# [Objective]
Give nothing except the number of lines containing the word "baseline".

****************************************

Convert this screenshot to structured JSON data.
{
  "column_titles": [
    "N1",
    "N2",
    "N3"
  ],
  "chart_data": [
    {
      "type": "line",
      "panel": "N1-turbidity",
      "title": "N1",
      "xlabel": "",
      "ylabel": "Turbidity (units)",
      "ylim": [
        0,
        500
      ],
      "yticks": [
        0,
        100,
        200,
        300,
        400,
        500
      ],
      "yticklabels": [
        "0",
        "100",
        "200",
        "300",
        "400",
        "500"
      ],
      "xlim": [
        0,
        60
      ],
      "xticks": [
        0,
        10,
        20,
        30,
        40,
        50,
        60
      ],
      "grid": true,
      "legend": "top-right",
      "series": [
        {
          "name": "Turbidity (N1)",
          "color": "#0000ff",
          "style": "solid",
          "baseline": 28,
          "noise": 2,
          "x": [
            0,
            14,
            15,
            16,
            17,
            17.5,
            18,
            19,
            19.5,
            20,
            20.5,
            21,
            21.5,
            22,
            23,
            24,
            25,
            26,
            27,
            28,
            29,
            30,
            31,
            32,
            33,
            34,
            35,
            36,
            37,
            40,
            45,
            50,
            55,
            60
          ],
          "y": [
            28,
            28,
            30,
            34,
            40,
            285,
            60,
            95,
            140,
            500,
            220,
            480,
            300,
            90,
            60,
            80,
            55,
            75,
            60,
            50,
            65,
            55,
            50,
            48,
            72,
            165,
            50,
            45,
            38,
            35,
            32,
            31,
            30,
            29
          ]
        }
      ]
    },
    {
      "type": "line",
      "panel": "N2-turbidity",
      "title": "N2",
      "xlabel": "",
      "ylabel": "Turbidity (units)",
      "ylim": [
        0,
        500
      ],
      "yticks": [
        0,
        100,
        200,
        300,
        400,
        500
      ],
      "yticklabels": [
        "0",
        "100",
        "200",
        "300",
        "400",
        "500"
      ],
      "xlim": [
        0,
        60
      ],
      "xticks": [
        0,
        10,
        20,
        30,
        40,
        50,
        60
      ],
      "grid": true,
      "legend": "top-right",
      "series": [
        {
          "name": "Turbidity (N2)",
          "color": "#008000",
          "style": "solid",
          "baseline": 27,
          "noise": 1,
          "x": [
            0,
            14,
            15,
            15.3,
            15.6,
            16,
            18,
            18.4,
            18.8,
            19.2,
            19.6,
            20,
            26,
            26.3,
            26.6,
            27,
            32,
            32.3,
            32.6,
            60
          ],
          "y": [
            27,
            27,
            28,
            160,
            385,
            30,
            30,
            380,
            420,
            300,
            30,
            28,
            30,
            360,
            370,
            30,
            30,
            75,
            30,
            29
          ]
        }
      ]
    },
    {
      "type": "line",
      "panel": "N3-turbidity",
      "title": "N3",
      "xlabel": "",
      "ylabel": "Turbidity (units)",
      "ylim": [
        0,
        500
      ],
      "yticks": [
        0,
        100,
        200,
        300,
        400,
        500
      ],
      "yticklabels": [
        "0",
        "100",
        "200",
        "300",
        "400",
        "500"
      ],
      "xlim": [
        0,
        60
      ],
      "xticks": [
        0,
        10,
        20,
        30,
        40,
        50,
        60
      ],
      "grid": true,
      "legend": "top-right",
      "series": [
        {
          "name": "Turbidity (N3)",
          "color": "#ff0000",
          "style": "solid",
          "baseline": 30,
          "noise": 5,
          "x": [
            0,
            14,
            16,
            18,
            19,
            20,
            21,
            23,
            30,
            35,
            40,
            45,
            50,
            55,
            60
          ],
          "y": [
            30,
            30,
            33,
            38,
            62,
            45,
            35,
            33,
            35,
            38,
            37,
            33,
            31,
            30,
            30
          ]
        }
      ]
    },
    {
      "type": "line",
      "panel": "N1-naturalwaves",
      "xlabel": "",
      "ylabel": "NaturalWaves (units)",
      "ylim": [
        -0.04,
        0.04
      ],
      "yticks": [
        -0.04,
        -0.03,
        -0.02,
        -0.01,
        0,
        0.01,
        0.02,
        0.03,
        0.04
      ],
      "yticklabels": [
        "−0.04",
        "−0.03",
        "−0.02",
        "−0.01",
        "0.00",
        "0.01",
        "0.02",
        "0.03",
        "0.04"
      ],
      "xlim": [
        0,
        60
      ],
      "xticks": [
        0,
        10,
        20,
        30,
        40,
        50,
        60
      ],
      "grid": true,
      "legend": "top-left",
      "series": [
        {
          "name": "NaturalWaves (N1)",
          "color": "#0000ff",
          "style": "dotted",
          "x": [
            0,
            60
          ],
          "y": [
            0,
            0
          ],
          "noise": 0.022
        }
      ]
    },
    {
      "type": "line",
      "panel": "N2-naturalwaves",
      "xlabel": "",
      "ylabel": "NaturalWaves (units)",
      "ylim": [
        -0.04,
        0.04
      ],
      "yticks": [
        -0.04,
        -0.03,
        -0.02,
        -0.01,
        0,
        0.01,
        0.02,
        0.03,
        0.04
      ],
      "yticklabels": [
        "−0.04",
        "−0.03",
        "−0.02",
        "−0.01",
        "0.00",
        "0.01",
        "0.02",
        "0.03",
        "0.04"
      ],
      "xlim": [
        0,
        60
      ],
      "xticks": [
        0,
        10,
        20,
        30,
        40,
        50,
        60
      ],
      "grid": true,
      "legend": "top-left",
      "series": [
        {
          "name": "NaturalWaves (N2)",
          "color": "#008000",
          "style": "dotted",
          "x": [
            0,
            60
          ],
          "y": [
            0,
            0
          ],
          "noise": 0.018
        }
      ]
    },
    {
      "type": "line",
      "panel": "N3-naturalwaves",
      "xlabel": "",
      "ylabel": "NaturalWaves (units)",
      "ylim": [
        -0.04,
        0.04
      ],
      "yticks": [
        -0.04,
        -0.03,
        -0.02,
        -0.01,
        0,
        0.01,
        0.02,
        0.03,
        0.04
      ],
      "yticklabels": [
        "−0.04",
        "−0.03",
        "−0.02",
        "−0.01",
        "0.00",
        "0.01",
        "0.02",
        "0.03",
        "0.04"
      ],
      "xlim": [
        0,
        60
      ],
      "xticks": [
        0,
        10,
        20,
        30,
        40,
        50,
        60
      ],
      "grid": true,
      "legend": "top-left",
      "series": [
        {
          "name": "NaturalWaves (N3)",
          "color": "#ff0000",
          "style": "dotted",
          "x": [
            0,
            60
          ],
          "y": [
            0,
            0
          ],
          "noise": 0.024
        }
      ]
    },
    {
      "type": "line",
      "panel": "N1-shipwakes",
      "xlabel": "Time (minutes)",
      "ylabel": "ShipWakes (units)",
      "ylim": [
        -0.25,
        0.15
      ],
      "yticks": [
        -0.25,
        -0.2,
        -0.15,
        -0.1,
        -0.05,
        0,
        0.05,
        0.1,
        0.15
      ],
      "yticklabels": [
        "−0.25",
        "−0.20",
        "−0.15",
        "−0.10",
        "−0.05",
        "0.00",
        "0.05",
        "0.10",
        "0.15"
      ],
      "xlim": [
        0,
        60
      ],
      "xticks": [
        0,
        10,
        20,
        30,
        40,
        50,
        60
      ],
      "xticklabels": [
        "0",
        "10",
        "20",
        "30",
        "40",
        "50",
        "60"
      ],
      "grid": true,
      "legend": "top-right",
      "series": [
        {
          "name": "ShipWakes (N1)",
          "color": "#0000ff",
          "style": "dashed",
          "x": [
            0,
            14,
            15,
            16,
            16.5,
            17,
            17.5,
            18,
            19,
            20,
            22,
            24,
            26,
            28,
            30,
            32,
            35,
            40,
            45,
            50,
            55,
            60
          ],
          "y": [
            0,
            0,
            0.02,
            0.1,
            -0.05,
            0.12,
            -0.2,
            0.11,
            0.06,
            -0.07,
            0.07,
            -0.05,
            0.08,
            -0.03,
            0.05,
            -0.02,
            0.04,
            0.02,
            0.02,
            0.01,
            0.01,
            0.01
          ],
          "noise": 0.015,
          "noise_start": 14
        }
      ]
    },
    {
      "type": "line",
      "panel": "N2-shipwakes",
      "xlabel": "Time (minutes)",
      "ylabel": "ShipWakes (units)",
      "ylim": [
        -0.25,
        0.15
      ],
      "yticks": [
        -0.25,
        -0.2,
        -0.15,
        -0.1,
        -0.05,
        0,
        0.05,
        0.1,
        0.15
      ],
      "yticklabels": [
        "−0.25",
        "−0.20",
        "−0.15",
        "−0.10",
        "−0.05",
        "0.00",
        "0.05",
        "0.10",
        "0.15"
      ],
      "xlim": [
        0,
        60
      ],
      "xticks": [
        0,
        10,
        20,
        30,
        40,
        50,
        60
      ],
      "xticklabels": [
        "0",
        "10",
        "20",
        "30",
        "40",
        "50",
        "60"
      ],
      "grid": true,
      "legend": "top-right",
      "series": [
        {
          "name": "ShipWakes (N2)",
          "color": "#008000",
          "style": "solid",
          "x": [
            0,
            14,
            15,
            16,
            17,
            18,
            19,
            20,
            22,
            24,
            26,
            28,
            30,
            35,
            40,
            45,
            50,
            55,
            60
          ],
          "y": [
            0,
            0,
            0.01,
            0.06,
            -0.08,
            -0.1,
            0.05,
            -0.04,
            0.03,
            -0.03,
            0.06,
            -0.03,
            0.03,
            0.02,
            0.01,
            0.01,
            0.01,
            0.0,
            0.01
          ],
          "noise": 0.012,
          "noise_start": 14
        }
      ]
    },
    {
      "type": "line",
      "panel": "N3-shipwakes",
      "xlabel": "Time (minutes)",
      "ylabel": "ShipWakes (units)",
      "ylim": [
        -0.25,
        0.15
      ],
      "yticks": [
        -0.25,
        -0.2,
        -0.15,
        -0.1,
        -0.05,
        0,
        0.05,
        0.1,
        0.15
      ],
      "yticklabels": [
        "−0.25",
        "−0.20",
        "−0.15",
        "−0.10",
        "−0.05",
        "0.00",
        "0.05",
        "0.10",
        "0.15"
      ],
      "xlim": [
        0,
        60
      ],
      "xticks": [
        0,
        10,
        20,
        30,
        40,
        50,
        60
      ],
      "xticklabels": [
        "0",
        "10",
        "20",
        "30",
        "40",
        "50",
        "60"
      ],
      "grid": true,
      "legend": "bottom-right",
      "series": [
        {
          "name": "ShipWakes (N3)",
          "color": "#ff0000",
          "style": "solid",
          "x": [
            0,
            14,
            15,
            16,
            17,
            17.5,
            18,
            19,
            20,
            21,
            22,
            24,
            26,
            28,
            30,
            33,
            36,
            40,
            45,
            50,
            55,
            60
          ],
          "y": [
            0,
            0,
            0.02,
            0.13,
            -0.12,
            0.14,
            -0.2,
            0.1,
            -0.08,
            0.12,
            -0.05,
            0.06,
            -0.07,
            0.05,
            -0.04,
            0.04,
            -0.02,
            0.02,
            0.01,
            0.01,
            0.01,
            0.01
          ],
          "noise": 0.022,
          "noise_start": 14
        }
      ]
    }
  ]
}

****************************************

# [Worked solution]
3